Set exercise = Extract all lines from the data beneath that include the word "BITMEX".
____ Material to process
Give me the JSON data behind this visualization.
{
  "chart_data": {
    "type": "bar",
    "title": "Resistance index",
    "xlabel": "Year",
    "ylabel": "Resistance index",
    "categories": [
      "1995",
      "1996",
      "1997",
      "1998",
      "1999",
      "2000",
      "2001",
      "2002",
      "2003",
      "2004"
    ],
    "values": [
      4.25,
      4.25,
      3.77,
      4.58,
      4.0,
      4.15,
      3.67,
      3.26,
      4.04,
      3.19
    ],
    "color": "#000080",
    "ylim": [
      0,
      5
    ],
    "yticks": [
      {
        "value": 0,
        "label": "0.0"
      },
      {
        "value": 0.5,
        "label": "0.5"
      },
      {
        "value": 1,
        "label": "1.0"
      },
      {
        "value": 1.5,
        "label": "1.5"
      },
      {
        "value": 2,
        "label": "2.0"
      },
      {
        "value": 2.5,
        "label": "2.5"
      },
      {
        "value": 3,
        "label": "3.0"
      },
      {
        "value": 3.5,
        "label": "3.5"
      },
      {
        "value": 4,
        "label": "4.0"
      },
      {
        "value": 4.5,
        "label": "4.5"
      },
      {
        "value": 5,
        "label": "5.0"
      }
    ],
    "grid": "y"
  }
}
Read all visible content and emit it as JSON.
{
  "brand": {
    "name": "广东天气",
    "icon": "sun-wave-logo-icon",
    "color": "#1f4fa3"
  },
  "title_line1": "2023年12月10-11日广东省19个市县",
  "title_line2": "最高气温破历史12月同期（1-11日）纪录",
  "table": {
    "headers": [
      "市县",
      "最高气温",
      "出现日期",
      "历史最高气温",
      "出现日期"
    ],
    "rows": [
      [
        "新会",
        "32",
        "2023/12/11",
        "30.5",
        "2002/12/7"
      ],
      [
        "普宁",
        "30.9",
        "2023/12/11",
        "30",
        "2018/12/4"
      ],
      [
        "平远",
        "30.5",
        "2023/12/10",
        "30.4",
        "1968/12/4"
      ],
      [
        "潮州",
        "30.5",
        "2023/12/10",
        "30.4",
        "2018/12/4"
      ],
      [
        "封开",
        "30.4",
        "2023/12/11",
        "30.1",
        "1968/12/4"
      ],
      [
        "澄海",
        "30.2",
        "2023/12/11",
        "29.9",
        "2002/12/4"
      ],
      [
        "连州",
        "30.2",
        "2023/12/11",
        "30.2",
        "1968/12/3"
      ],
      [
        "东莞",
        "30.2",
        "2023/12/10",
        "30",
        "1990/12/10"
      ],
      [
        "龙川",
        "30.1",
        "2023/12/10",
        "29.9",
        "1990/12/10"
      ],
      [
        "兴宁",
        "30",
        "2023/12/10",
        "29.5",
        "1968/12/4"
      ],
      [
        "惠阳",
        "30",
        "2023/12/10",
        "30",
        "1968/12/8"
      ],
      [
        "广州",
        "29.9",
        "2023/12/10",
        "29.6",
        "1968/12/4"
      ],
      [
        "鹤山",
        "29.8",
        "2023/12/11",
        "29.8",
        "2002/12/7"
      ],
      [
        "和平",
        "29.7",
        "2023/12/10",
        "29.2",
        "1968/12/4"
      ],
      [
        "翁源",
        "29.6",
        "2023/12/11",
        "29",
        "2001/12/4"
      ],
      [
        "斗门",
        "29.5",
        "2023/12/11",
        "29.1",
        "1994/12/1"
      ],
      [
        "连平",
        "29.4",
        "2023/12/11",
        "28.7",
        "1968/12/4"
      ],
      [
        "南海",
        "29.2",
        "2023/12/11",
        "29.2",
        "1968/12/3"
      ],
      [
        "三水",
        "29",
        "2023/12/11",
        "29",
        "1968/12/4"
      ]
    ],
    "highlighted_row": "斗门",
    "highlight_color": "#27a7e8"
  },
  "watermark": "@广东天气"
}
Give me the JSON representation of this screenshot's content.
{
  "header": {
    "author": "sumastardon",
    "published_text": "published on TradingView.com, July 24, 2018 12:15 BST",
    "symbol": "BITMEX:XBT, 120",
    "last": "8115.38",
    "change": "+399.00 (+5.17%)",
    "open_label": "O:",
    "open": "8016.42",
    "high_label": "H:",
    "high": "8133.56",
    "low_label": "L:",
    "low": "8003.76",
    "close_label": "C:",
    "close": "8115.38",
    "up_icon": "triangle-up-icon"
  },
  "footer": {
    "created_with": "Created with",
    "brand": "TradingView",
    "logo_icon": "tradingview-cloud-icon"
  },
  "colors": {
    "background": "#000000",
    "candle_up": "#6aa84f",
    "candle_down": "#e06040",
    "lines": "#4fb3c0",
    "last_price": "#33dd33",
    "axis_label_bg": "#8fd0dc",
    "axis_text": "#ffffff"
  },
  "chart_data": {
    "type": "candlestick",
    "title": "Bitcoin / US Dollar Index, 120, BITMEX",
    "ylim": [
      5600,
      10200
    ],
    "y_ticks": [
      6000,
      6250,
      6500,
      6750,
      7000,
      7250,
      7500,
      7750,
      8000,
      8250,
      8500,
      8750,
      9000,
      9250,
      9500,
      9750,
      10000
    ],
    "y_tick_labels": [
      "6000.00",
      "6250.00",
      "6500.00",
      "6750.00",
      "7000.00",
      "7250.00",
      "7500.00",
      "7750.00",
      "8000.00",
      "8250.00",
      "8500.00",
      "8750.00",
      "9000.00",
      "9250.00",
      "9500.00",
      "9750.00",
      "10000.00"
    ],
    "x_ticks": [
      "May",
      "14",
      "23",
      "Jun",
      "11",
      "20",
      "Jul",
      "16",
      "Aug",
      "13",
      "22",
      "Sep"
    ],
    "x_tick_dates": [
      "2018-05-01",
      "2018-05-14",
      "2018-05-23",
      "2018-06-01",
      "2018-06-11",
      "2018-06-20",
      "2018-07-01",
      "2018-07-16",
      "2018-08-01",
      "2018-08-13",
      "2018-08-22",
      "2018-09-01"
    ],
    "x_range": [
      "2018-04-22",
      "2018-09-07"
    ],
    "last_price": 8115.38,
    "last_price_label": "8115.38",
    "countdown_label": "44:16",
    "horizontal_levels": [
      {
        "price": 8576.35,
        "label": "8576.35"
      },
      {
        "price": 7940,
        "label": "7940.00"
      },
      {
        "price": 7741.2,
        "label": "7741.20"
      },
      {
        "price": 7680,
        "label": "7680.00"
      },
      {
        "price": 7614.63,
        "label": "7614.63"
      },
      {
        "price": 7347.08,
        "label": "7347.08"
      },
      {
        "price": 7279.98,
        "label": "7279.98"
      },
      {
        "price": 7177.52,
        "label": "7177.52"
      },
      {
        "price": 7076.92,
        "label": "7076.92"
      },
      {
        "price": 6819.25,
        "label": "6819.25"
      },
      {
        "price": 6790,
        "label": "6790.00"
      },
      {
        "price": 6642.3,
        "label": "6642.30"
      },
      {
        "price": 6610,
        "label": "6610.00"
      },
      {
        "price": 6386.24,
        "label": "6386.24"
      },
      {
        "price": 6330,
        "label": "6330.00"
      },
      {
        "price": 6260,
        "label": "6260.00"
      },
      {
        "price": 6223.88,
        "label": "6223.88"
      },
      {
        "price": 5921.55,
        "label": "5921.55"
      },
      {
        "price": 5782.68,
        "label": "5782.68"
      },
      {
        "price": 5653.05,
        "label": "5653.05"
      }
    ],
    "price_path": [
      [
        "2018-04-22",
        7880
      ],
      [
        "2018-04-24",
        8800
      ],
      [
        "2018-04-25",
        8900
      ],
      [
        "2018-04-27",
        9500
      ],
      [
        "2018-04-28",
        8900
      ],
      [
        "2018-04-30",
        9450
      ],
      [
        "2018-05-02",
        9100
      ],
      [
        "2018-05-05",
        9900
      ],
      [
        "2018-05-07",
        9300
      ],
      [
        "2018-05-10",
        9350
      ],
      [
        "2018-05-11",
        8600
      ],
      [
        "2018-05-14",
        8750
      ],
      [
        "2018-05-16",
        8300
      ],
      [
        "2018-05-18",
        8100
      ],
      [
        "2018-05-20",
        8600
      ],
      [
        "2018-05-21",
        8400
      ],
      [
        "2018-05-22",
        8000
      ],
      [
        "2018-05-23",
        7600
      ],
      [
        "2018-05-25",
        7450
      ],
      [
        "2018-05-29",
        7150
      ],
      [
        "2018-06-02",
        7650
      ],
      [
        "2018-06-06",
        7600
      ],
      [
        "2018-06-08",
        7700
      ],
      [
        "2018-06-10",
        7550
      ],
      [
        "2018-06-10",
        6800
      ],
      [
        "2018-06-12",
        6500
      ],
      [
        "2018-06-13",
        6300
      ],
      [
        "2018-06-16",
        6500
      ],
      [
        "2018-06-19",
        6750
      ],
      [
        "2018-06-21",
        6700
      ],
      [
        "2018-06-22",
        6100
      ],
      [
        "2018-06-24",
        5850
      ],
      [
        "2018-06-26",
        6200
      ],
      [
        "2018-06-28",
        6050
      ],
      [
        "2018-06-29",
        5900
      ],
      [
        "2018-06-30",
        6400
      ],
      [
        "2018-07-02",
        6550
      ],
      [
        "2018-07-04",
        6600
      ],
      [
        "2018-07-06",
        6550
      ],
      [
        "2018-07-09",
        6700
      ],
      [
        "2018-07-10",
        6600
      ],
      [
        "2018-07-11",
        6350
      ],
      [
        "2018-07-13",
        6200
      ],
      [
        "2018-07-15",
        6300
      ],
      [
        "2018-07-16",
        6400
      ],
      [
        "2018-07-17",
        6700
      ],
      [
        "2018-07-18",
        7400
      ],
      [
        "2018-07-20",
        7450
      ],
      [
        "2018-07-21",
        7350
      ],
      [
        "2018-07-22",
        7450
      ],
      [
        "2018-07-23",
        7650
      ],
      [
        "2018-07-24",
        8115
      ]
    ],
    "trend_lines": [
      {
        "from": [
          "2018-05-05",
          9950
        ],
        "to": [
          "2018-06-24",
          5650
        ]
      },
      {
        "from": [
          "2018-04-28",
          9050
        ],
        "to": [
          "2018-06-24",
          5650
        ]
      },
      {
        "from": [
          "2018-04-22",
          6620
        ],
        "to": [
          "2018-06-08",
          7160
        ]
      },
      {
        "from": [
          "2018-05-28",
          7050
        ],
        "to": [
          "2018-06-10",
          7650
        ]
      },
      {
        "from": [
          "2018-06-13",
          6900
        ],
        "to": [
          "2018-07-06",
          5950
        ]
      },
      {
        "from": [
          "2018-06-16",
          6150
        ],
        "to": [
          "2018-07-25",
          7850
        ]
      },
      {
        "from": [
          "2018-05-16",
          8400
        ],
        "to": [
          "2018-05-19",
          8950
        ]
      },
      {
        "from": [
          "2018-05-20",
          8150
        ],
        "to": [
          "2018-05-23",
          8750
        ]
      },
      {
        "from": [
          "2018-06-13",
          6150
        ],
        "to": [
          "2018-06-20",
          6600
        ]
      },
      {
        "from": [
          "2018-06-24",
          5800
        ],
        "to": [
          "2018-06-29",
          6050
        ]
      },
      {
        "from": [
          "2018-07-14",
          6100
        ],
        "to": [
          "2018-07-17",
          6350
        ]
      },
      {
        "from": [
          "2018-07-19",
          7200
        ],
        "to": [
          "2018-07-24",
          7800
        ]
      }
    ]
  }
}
________
Answer below =
    "symbol": "BITMEX:XBT, 120",
    "title": "Bitcoin / US Dollar Index, 120, BITMEX",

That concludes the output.